» **Exercise prompt**
Look for the string "ultimele" in every line, and copy each line that has it.

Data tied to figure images
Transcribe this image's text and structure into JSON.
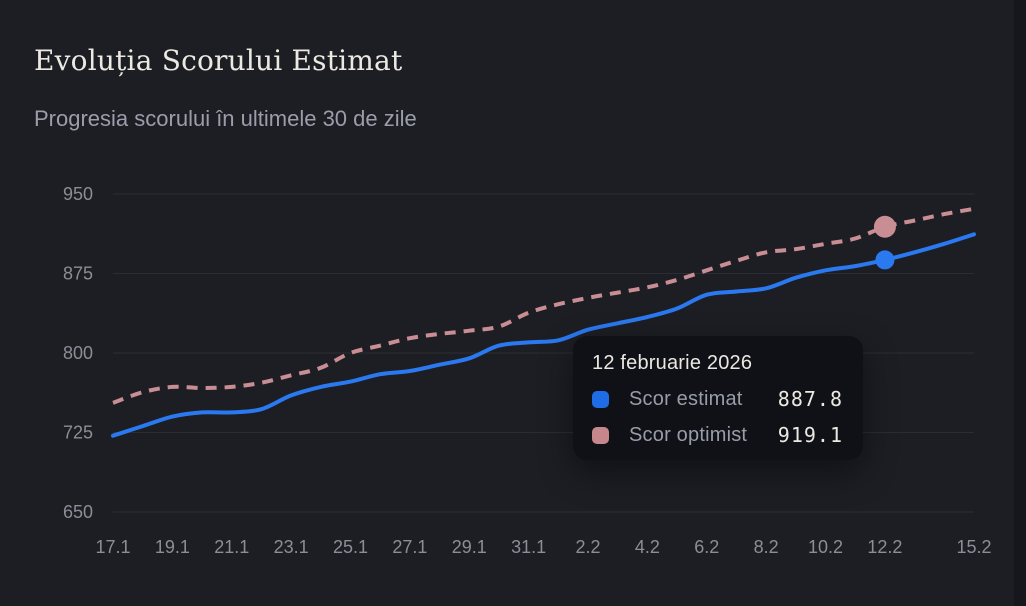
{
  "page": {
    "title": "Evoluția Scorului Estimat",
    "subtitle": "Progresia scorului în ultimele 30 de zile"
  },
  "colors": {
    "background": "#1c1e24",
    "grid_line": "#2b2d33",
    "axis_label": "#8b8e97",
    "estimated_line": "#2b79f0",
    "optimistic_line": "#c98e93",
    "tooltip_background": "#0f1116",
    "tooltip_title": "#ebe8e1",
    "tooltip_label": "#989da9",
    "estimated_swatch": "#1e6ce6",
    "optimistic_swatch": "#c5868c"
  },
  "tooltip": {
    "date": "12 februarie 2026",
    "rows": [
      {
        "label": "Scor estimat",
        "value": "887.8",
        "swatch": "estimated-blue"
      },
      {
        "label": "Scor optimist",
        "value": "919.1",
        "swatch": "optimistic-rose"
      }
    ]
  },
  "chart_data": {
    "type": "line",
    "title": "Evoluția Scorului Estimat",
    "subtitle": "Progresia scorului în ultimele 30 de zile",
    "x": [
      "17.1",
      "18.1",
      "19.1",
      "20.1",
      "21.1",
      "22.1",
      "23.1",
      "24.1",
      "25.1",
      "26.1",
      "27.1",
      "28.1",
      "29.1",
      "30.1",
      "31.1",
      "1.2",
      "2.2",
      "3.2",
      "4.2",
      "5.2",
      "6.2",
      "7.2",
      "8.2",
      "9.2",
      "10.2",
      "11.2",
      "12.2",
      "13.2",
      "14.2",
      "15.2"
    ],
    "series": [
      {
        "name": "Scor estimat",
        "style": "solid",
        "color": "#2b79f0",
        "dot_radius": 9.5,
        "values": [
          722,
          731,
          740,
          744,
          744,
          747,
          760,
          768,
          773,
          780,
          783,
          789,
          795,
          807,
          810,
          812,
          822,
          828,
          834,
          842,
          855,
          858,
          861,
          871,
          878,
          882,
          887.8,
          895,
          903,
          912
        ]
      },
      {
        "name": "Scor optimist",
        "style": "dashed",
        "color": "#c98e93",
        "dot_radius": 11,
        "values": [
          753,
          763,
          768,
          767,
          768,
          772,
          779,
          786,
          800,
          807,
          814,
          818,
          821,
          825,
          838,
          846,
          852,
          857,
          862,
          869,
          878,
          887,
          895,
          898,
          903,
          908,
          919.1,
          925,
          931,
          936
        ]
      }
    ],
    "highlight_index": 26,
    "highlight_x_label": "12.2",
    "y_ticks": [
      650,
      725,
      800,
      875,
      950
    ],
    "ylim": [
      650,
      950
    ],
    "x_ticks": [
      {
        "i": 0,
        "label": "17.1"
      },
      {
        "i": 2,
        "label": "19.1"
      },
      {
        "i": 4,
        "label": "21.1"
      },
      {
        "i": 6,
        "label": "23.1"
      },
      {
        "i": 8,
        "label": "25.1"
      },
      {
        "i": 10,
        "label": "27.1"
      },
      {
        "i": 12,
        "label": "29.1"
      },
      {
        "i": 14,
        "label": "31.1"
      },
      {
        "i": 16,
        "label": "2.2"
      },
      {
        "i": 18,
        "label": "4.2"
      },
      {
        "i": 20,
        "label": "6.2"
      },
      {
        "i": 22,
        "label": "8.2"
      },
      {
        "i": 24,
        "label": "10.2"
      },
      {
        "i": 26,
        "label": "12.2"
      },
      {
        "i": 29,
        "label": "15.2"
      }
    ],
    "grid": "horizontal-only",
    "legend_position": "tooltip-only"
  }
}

==

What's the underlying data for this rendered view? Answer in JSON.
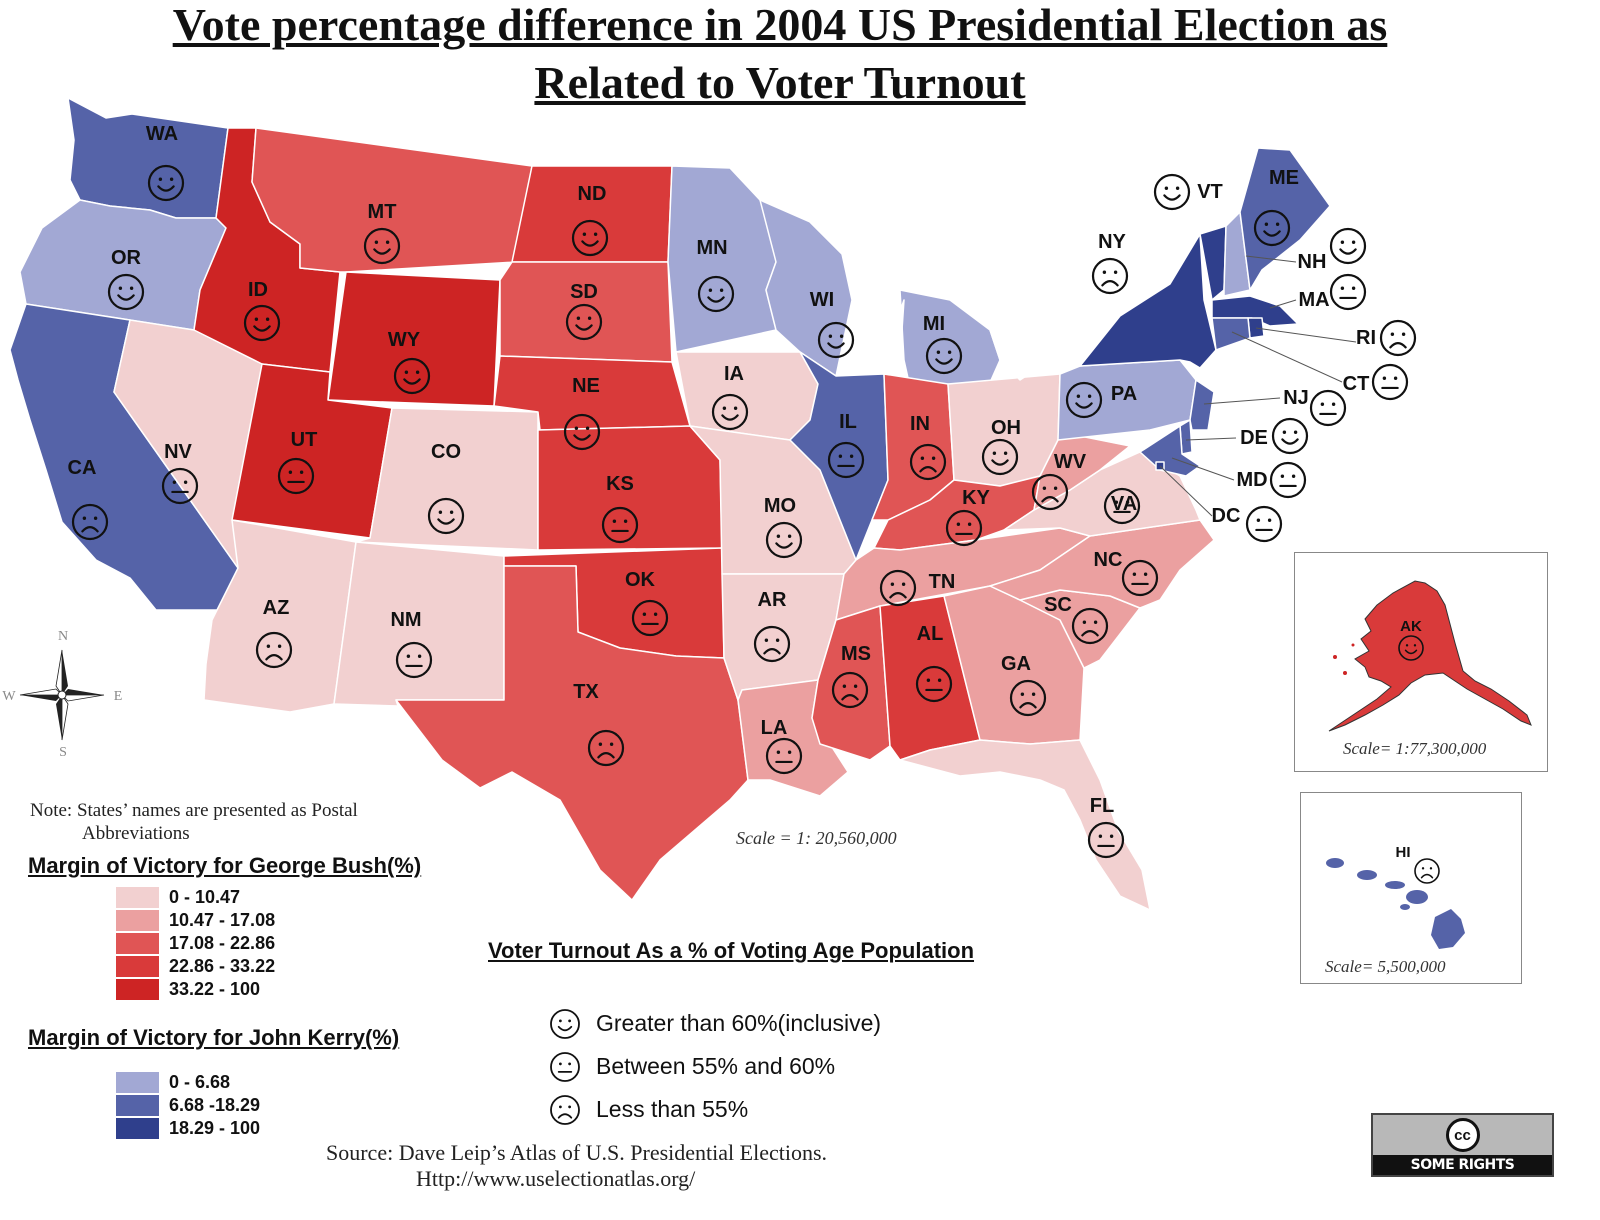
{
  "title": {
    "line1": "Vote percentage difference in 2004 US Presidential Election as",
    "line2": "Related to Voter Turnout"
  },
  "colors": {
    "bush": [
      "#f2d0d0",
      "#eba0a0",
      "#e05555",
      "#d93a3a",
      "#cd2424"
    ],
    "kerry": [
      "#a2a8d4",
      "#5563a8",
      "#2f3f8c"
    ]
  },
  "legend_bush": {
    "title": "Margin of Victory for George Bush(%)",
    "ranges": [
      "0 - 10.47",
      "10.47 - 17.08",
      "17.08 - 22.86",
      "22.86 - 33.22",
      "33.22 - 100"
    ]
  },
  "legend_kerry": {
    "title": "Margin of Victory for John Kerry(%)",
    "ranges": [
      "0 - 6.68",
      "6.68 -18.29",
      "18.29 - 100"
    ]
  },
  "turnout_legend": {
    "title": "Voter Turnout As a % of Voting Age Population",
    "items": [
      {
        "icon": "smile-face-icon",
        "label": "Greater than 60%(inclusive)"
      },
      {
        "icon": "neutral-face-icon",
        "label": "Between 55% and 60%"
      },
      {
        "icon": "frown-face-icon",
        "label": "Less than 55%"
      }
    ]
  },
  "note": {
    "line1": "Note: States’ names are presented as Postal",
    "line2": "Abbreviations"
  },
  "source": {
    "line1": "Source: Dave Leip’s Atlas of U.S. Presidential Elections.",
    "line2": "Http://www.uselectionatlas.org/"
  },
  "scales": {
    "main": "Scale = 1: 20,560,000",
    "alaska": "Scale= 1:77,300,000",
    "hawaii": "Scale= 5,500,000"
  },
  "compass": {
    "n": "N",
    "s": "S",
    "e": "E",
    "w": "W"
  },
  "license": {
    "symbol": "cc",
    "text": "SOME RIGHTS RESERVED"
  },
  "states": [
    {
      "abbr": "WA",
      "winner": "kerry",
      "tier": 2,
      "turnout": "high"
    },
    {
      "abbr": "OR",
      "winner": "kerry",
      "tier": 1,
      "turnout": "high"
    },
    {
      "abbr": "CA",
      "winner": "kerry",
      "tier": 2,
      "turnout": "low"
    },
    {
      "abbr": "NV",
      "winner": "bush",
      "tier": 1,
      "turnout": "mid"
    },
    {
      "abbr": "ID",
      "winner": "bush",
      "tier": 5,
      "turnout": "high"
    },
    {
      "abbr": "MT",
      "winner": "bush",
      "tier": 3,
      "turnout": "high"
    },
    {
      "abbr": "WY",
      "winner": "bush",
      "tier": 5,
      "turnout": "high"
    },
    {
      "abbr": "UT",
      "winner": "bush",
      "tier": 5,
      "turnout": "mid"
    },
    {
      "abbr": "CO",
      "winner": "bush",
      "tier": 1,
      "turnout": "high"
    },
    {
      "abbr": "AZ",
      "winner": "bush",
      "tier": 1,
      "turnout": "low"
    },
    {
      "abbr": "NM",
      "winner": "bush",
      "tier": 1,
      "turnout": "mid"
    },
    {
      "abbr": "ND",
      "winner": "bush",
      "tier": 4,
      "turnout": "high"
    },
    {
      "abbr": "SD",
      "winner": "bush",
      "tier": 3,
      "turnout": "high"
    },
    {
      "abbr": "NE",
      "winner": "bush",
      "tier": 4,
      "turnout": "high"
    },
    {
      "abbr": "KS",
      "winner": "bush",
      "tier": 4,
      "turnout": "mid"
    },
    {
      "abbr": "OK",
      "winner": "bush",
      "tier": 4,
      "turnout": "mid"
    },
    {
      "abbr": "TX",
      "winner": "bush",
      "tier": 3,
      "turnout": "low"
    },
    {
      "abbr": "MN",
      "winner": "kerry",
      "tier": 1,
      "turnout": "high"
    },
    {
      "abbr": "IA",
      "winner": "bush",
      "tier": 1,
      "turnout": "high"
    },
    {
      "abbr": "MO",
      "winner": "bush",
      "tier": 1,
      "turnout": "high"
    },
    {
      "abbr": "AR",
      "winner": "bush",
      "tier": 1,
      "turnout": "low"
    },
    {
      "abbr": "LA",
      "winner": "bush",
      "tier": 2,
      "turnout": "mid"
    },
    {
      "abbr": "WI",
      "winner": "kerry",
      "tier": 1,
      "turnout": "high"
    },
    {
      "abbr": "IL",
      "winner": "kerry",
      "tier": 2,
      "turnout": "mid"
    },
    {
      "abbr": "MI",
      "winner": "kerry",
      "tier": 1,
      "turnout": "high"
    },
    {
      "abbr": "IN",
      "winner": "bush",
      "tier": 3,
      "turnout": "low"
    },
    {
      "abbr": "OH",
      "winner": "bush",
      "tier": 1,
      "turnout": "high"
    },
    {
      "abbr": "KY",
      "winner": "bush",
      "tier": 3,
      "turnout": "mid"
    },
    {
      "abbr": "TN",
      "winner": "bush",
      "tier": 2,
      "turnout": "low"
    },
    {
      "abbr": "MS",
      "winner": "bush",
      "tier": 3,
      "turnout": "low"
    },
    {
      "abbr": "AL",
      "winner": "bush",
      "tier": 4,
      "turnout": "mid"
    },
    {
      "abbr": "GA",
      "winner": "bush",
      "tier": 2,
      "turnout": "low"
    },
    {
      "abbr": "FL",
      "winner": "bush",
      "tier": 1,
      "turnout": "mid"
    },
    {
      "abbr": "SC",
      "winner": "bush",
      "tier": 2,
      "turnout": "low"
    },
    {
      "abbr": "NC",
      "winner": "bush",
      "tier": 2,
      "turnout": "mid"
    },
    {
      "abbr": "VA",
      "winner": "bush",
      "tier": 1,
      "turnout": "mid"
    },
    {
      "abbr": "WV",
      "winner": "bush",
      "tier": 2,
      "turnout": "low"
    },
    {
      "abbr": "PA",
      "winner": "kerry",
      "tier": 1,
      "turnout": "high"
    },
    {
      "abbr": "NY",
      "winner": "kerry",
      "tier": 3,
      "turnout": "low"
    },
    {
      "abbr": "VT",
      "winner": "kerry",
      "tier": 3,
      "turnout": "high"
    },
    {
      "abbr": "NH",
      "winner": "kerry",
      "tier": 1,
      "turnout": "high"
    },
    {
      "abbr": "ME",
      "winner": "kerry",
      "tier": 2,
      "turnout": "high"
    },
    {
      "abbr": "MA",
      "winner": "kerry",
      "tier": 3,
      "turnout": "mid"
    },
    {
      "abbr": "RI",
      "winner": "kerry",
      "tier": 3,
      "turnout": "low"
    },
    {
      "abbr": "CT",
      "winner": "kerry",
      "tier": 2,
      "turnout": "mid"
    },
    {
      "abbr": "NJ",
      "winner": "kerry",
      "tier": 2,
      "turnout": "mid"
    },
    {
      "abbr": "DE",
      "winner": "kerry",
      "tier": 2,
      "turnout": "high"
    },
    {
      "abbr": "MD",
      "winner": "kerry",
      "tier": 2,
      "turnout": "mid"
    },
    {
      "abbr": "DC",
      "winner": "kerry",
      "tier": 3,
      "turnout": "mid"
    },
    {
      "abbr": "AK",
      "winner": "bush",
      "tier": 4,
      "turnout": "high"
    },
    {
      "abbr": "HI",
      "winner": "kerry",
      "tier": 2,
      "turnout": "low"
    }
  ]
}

» **The output**
    "subtitle": "Progresia scorului în ultimele 30 de zile"
    "subtitle": "Progresia scorului în ultimele 30 de zile",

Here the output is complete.